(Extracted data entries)
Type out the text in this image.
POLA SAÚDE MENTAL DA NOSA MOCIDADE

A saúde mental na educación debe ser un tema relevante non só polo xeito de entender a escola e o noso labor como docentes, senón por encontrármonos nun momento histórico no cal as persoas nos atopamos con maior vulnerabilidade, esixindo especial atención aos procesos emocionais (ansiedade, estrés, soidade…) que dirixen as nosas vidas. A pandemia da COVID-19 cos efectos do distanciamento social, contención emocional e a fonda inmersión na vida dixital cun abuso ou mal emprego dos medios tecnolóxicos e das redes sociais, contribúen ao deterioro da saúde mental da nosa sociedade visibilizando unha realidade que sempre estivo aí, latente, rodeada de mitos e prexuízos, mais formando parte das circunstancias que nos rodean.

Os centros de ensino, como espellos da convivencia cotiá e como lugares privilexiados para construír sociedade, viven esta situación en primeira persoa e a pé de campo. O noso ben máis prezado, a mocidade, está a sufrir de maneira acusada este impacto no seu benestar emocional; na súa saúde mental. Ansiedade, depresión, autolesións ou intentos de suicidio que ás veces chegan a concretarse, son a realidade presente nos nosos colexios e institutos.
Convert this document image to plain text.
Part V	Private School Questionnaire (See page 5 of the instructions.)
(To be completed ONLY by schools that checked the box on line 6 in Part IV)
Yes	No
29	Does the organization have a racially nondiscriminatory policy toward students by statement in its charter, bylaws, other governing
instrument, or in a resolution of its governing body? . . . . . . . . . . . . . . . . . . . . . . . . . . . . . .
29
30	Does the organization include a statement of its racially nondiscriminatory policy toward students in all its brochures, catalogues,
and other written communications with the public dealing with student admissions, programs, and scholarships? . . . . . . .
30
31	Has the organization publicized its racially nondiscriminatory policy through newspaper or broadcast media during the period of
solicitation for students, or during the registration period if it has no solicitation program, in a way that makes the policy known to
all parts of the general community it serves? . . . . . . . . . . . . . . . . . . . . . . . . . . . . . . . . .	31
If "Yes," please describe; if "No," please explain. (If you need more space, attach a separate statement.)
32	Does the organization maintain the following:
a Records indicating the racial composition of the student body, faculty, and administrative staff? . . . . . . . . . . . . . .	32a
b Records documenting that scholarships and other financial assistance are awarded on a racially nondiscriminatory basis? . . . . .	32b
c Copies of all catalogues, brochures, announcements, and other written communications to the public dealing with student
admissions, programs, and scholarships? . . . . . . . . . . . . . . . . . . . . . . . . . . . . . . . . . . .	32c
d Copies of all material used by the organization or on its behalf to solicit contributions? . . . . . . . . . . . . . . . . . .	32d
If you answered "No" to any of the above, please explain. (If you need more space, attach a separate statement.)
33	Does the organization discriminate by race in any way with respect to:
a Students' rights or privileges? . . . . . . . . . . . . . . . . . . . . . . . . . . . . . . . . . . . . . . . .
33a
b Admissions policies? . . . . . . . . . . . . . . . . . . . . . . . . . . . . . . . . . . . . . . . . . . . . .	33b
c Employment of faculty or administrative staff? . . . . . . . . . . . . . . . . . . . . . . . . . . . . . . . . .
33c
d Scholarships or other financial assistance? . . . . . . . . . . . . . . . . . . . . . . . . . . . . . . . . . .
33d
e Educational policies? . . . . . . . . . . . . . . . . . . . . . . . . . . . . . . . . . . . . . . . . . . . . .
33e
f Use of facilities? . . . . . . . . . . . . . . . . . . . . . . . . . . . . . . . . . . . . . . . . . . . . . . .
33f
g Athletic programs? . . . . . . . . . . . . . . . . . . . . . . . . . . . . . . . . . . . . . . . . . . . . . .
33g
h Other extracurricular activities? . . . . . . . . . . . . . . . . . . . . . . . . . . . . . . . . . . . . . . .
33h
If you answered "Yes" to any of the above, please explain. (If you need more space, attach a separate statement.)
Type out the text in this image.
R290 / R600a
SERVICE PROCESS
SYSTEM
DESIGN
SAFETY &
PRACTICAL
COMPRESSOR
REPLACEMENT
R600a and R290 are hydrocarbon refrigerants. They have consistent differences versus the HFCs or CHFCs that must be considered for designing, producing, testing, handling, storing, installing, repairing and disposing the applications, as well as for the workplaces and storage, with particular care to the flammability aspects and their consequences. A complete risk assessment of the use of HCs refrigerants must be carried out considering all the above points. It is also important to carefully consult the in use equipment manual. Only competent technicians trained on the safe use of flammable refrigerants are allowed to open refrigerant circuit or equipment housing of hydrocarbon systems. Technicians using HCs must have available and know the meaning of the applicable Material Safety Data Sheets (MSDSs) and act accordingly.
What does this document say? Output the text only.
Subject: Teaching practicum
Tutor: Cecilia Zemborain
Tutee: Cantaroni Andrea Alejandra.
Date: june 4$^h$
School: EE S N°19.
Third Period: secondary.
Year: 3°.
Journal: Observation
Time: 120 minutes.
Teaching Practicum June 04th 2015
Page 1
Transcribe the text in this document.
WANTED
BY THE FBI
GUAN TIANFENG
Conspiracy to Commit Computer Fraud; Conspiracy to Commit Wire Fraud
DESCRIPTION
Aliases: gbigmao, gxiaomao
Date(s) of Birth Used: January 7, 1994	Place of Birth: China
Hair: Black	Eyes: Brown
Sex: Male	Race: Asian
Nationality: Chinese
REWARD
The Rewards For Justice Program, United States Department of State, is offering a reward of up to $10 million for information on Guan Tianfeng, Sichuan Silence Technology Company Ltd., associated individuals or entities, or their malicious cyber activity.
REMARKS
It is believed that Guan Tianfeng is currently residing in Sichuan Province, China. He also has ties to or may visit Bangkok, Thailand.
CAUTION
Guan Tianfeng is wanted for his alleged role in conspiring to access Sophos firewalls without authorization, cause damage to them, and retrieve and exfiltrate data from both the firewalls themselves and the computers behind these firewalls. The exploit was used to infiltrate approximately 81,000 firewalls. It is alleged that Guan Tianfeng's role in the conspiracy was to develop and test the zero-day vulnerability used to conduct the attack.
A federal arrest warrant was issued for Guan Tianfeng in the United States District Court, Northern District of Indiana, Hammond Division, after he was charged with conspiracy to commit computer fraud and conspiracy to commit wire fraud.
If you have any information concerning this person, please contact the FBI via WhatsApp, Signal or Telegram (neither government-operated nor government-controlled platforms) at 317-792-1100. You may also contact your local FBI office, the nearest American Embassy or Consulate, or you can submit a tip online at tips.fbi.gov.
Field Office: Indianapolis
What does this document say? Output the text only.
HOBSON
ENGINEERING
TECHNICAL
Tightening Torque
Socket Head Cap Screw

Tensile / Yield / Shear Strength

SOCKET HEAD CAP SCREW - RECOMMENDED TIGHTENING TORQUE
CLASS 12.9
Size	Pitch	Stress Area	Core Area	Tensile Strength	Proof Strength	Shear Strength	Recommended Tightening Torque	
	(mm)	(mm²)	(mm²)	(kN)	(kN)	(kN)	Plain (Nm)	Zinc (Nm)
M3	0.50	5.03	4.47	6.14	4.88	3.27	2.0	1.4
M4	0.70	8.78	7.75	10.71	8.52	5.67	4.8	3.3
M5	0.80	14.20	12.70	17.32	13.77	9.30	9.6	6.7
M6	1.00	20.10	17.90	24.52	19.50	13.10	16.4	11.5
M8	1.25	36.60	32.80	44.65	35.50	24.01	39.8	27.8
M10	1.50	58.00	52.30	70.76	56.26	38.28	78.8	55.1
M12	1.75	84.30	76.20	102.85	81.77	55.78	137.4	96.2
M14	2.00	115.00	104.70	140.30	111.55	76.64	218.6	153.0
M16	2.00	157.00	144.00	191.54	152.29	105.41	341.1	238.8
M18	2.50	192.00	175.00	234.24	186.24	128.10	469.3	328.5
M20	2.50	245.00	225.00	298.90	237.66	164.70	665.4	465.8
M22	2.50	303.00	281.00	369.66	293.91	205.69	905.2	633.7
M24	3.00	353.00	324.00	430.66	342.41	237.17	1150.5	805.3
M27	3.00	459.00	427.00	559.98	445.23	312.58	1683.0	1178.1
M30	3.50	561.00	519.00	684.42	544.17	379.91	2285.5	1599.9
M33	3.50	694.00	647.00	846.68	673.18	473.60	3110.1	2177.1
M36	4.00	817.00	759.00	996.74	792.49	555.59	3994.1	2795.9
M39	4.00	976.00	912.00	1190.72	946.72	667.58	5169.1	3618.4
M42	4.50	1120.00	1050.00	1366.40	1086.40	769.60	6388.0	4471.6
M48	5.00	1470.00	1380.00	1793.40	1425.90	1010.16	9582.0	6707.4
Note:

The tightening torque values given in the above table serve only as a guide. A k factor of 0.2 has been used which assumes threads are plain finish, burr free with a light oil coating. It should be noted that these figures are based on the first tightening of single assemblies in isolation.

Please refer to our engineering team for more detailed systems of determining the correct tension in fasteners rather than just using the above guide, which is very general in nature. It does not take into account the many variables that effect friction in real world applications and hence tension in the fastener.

## PROBLEM REQUIREMENTS
Pull out every line of the entries that includes the word "racially".

## RESPONSE
29	Does the organization have a racially nondiscriminatory policy toward students by statement in its charter, bylaws, other governing
30	Does the organization include a statement of its racially nondiscriminatory policy toward students in all its brochures, catalogues,
31	Has the organization publicized its racially nondiscriminatory policy through newspaper or broadcast media during the period of
b Records documenting that scholarships and other financial assistance are awarded on a racially nondiscriminatory basis? . . . . .	32b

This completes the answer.